* [TASK OBJECTIVE]
Repeat each entry as written and leave the images out of the copy.
╭─ RECORDS SUPPLIED
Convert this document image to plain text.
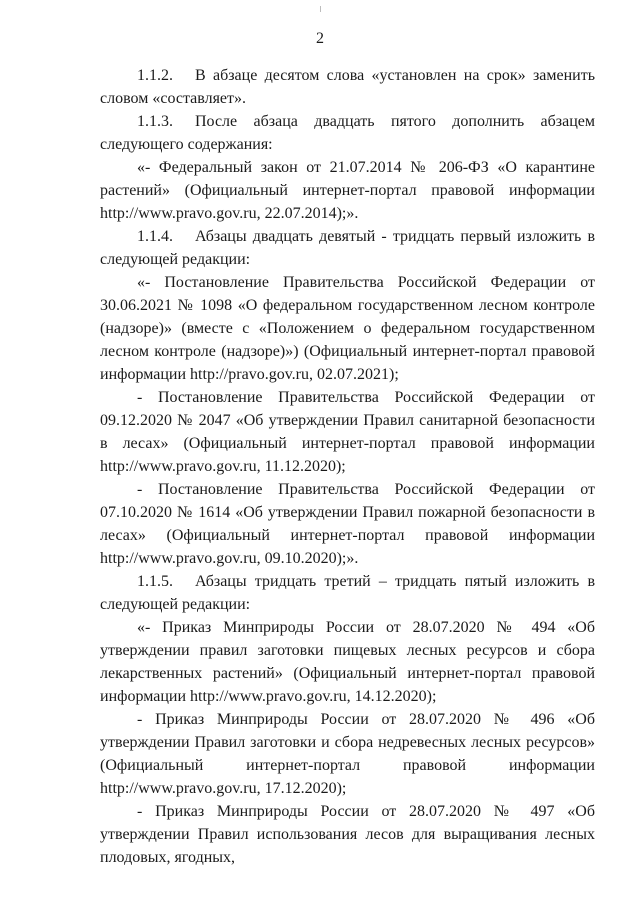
2

1.1.2. В абзаце десятом слова «установлен на срок» заменить словом «составляет».

1.1.3. После абзаца двадцать пятого дополнить абзацем следующего содержания:

«- Федеральный закон от 21.07.2014 № 206-ФЗ «О карантине растений» (Официальный интернет-портал правовой информации http://www.pravo.gov.ru, 22.07.2014);».

1.1.4. Абзацы двадцать девятый - тридцать первый изложить в следующей редакции:

«- Постановление Правительства Российской Федерации от 30.06.2021 № 1098 «О федеральном государственном лесном контроле (надзоре)» (вместе с «Положением о федеральном государственном лесном контроле (надзоре)») (Официальный интернет-портал правовой информации http://pravo.gov.ru, 02.07.2021);

- Постановление Правительства Российской Федерации от 09.12.2020 № 2047 «Об утверждении Правил санитарной безопасности в лесах» (Официальный интернет-портал правовой информации http://www.pravo.gov.ru, 11.12.2020);

- Постановление Правительства Российской Федерации от 07.10.2020 № 1614 «Об утверждении Правил пожарной безопасности в лесах» (Официальный интернет-портал правовой информации http://www.pravo.gov.ru, 09.10.2020);».

1.1.5. Абзацы тридцать третий – тридцать пятый изложить в следующей редакции:

«- Приказ Минприроды России от 28.07.2020 № 494 «Об утверждении правил заготовки пищевых лесных ресурсов и сбора лекарственных растений» (Официальный интернет-портал правовой информации http://www.pravo.gov.ru, 14.12.2020);

- Приказ Минприроды России от 28.07.2020 № 496 «Об утверждении Правил заготовки и сбора недревесных лесных ресурсов» (Официальный интернет-портал правовой информации http://www.pravo.gov.ru, 17.12.2020);

- Приказ Минприроды России от 28.07.2020 № 497 «Об утверждении Правил использования лесов для выращивания лесных плодовых, ягодных,
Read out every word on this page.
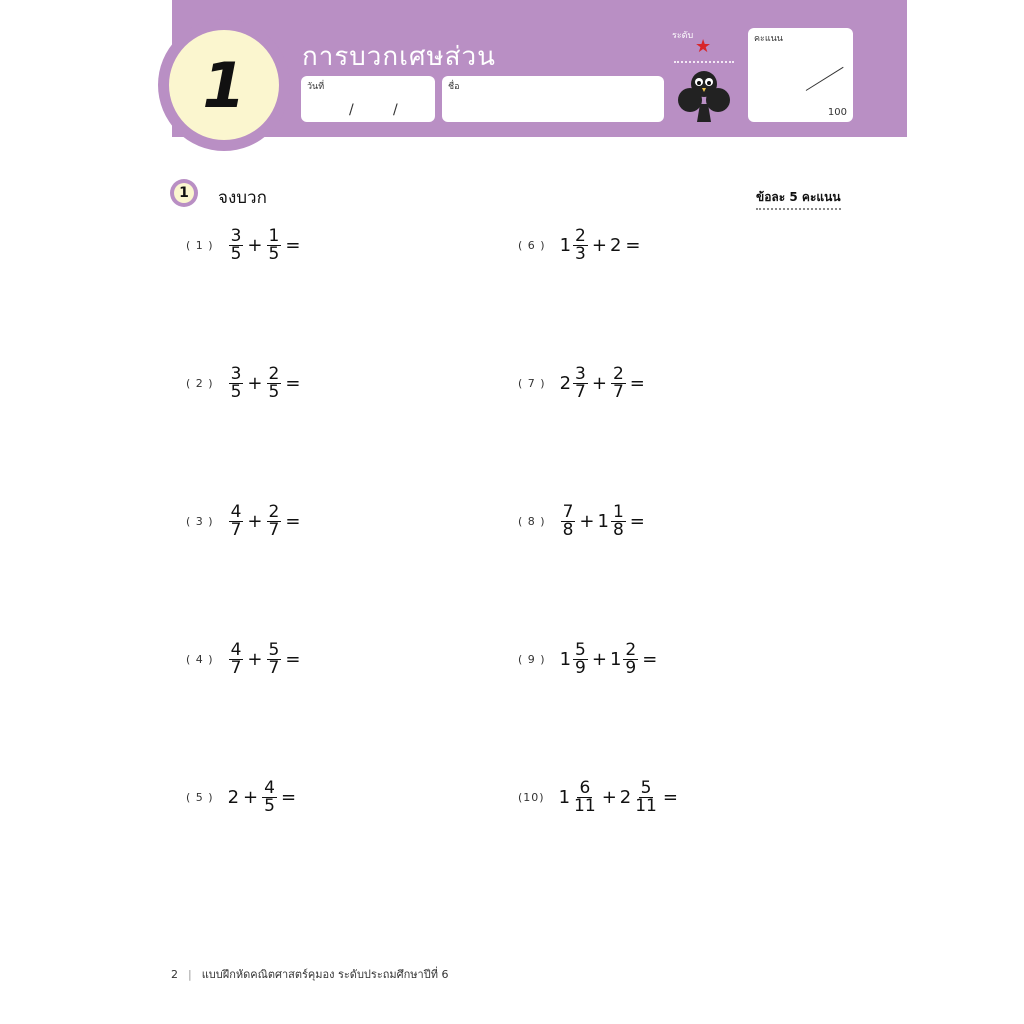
1 การบวกเศษส่วน
วันที่
/	/
ชื่อ
ระดับ ★	คะแนน
100
1	จงบวก	ข้อละ 5 คะแนน
( 1 ) $\frac{3}{5} + \frac{1}{5}$ =
( 2 ) $\frac{3}{5} + \frac{2}{5}$ =
( 3 ) $\frac{4}{7} + \frac{2}{7}$ =
( 4 ) $\frac{4}{7} + \frac{5}{7}$ =
( 5 ) $2 + \frac{4}{5}$ =
( 6 ) $1 \frac{2}{3} + 2$ =
( 7 ) $2 \frac{3}{7} + \frac{2}{7}$ =
( 8 ) $\frac{7}{8} + 1 \frac{1}{8}$ =
( 9 ) $1 \frac{5}{9} + 1 \frac{2}{9}$ =
(10) $1 \frac{6}{11} + 2 \frac{5}{11}$ =
2 | แบบฝึกหัดคณิตศาสตร์คุมอง ระดับประถมศึกษาปีที่ 6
╰─
* [PROBLEM SOLUTION]
Convert this document image to plain text.
2

1.1.2. В абзаце десятом слова «установлен на срок» заменить словом «составляет».

1.1.3. После абзаца двадцать пятого дополнить абзацем следующего содержания:

«- Федеральный закон от 21.07.2014 № 206-ФЗ «О карантине растений» (Официальный интернет-портал правовой информации http://www.pravo.gov.ru, 22.07.2014);».

1.1.4. Абзацы двадцать девятый - тридцать первый изложить в следующей редакции:

«- Постановление Правительства Российской Федерации от 30.06.2021 № 1098 «О федеральном государственном лесном контроле (надзоре)» (вместе с «Положением о федеральном государственном лесном контроле (надзоре)») (Официальный интернет-портал правовой информации http://pravo.gov.ru, 02.07.2021);

- Постановление Правительства Российской Федерации от 09.12.2020 № 2047 «Об утверждении Правил санитарной безопасности в лесах» (Официальный интернет-портал правовой информации http://www.pravo.gov.ru, 11.12.2020);

- Постановление Правительства Российской Федерации от 07.10.2020 № 1614 «Об утверждении Правил пожарной безопасности в лесах» (Официальный интернет-портал правовой информации http://www.pravo.gov.ru, 09.10.2020);».

1.1.5. Абзацы тридцать третий – тридцать пятый изложить в следующей редакции:

«- Приказ Минприроды России от 28.07.2020 № 494 «Об утверждении правил заготовки пищевых лесных ресурсов и сбора лекарственных растений» (Официальный интернет-портал правовой информации http://www.pravo.gov.ru, 14.12.2020);

- Приказ Минприроды России от 28.07.2020 № 496 «Об утверждении Правил заготовки и сбора недревесных лесных ресурсов» (Официальный интернет-портал правовой информации http://www.pravo.gov.ru, 17.12.2020);

- Приказ Минприроды России от 28.07.2020 № 497 «Об утверждении Правил использования лесов для выращивания лесных плодовых, ягодных,
Read out every word on this page.
1 การบวกเศษส่วน
วันที่
/	/
ชื่อ
ระดับ ★	คะแนน
100
1	จงบวก	ข้อละ 5 คะแนน
( 1 ) $\frac{3}{5} + \frac{1}{5}$ =
( 2 ) $\frac{3}{5} + \frac{2}{5}$ =
( 3 ) $\frac{4}{7} + \frac{2}{7}$ =
( 4 ) $\frac{4}{7} + \frac{5}{7}$ =
( 5 ) $2 + \frac{4}{5}$ =
( 6 ) $1 \frac{2}{3} + 2$ =
( 7 ) $2 \frac{3}{7} + \frac{2}{7}$ =
( 8 ) $\frac{7}{8} + 1 \frac{1}{8}$ =
( 9 ) $1 \frac{5}{9} + 1 \frac{2}{9}$ =
(10) $1 \frac{6}{11} + 2 \frac{5}{11}$ =
2 | แบบฝึกหัดคณิตศาสตร์คุมอง ระดับประถมศึกษาปีที่ 6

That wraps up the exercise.